**What is being asked:** Copy out each line featuring the string "signals" from the entries beneath.

• • • •

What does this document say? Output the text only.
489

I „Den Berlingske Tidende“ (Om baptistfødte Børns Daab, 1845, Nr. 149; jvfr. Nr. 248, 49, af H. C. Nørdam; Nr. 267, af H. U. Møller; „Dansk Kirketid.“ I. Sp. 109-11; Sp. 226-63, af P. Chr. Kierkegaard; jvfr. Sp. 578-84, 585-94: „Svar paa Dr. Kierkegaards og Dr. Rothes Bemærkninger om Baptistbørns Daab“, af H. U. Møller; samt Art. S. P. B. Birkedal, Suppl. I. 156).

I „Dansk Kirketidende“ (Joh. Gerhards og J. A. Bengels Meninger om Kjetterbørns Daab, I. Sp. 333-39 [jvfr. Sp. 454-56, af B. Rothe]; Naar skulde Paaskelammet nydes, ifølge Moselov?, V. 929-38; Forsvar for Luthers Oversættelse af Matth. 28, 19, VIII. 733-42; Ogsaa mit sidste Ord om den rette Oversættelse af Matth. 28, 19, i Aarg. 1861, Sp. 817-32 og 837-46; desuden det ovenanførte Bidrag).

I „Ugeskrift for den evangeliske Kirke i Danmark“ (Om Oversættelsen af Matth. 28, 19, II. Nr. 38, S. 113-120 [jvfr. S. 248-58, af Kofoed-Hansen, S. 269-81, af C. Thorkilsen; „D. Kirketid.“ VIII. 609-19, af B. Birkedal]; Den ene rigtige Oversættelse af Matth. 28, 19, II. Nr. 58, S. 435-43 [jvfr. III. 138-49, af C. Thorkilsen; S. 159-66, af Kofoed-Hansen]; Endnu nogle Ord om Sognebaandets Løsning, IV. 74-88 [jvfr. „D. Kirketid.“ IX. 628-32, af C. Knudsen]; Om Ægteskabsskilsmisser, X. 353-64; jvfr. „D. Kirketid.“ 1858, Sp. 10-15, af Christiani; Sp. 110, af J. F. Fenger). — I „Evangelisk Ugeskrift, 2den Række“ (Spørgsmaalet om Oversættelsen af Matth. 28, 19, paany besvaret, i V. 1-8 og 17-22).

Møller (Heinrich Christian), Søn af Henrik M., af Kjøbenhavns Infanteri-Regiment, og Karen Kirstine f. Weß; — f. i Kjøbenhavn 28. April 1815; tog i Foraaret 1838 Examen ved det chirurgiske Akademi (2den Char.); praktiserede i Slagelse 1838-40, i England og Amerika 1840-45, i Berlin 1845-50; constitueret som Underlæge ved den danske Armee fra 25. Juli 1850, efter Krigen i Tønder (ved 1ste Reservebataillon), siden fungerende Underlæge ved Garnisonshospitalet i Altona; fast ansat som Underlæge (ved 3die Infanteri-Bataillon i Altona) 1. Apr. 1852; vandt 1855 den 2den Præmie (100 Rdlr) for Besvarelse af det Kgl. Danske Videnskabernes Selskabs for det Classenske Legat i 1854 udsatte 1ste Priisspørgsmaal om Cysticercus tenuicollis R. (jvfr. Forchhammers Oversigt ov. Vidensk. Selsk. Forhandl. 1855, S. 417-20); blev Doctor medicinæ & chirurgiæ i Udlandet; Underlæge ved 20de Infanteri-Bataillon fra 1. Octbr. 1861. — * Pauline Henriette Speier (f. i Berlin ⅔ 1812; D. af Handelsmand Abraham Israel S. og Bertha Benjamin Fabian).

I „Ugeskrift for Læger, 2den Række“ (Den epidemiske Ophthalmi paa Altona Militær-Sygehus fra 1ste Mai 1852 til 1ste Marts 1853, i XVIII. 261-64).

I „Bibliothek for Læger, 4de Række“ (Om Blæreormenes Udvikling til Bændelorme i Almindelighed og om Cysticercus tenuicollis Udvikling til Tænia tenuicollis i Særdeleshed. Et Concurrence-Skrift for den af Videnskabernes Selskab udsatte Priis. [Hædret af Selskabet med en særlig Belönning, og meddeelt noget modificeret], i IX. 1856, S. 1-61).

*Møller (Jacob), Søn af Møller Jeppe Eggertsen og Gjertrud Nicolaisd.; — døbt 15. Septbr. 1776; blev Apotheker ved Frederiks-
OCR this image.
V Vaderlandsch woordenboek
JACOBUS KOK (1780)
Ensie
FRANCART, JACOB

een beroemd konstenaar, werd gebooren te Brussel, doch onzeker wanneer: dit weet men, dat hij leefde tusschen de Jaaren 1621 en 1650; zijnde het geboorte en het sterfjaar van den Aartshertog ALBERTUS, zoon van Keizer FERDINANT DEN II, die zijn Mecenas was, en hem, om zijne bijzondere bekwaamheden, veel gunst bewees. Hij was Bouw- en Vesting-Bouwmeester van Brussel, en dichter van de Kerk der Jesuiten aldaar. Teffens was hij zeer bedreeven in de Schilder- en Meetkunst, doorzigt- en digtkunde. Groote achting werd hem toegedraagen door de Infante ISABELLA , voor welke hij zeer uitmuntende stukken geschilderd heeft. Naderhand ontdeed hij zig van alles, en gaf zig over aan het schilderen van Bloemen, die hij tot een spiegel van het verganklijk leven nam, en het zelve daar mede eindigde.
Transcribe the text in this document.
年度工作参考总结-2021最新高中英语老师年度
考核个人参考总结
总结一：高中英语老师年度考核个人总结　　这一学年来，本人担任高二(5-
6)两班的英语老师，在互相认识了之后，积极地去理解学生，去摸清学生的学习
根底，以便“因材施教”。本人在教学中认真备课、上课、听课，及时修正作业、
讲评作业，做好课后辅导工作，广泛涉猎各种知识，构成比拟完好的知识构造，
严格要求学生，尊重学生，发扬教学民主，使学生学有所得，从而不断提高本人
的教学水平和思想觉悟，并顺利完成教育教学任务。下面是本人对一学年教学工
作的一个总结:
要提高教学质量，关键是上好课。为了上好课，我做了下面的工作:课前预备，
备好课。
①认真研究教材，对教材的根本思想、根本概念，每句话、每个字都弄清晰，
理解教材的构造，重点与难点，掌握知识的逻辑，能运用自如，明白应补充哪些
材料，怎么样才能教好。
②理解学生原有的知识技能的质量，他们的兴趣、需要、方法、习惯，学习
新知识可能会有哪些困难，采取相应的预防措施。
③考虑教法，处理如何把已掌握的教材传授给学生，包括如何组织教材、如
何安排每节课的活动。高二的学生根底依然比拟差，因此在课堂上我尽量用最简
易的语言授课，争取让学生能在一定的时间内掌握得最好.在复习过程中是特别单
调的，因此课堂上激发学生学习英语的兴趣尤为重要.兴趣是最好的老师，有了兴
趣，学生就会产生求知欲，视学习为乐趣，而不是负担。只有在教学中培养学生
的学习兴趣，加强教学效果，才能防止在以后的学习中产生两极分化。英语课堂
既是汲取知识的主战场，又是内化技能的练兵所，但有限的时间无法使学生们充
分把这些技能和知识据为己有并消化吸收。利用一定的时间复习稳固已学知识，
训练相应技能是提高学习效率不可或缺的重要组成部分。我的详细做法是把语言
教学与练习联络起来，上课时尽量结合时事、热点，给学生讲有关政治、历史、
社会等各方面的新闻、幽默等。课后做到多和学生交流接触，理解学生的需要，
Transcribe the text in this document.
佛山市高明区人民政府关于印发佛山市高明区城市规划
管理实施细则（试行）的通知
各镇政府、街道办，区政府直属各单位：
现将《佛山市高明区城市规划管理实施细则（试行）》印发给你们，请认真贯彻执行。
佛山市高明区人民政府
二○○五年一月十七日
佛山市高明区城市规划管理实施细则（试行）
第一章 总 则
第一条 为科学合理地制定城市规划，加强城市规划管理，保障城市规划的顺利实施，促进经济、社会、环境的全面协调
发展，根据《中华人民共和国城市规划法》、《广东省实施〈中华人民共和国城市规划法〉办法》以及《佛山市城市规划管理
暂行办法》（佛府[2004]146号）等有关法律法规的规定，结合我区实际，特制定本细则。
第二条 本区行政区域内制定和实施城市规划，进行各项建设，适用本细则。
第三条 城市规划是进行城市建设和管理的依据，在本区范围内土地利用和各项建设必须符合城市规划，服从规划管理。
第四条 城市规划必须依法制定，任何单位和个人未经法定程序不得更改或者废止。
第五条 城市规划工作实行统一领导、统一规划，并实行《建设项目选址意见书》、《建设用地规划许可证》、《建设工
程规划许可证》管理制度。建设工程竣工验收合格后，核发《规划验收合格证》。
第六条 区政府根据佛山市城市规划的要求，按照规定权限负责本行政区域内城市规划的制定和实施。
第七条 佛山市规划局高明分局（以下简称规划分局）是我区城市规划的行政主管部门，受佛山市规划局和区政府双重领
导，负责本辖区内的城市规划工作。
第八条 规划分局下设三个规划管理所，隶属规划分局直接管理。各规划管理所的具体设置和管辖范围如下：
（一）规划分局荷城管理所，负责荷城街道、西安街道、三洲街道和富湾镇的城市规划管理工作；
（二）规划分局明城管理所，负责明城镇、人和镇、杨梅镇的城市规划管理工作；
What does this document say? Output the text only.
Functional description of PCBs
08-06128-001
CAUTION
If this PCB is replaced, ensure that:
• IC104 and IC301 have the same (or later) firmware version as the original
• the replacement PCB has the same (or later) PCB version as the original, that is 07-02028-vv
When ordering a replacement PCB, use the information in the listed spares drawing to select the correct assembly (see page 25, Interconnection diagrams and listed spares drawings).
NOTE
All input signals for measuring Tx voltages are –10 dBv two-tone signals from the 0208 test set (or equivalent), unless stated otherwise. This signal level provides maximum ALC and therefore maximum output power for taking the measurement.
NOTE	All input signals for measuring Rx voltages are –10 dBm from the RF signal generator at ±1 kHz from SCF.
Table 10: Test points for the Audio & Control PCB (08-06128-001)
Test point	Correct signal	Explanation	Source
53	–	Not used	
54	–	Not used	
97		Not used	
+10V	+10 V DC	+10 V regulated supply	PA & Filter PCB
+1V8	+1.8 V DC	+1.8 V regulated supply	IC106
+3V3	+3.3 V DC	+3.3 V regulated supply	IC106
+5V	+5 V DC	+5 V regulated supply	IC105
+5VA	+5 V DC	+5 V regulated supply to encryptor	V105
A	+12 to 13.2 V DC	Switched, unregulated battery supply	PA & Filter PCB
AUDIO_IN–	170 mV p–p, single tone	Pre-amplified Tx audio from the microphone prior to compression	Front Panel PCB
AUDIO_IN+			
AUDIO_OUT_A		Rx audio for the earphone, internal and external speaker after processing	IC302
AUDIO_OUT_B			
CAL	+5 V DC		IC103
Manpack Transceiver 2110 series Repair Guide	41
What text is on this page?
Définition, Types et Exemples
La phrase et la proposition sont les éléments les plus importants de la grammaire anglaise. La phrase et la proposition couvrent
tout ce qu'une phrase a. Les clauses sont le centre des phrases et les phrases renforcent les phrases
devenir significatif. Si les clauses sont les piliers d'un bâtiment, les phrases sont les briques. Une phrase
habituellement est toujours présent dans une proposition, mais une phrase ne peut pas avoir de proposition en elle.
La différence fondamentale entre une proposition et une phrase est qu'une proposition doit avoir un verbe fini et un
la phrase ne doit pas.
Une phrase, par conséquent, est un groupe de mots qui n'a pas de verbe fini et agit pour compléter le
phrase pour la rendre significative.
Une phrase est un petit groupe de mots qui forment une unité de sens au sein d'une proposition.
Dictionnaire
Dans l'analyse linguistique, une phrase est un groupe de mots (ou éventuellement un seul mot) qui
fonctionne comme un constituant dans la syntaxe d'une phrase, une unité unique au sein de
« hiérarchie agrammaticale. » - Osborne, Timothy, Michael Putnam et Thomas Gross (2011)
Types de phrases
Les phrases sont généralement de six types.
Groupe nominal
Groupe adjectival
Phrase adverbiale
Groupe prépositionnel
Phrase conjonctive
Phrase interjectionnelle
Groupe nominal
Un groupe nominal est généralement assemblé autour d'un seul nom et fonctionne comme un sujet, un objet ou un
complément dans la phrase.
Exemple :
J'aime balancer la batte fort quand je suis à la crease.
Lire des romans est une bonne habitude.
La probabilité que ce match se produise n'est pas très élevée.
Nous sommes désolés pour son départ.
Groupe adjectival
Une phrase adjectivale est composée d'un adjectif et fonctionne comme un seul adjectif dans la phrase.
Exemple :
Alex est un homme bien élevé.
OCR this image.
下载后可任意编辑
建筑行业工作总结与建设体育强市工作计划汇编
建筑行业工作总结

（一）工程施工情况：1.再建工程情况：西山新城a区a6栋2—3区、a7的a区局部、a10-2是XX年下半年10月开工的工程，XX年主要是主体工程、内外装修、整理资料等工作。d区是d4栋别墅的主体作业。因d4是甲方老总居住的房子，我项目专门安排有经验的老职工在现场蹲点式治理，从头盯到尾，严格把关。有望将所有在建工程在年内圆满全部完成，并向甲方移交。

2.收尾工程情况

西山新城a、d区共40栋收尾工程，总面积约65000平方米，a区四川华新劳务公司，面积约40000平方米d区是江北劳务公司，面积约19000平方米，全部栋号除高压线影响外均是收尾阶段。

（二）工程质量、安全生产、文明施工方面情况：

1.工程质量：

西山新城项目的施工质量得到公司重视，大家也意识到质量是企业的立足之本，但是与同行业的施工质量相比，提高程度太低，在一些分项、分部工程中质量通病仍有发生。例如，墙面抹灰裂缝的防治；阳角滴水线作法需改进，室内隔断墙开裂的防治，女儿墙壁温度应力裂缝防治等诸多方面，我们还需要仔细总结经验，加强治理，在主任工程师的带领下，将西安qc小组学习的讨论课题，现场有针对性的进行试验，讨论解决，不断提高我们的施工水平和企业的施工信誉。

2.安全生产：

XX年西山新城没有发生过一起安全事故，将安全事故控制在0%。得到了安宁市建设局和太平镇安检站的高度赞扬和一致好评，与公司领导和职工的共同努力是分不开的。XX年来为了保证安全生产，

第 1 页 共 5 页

• • • •

**Exercise result:**
All input signals for measuring Tx voltages are –10 dBv two-tone signals from the 0208 test set (or equivalent), unless stated otherwise. This signal level provides maximum ALC and therefore maximum output power for taking the measurement.
NOTE	All input signals for measuring Rx voltages are –10 dBm from the RF signal generator at ±1 kHz from SCF.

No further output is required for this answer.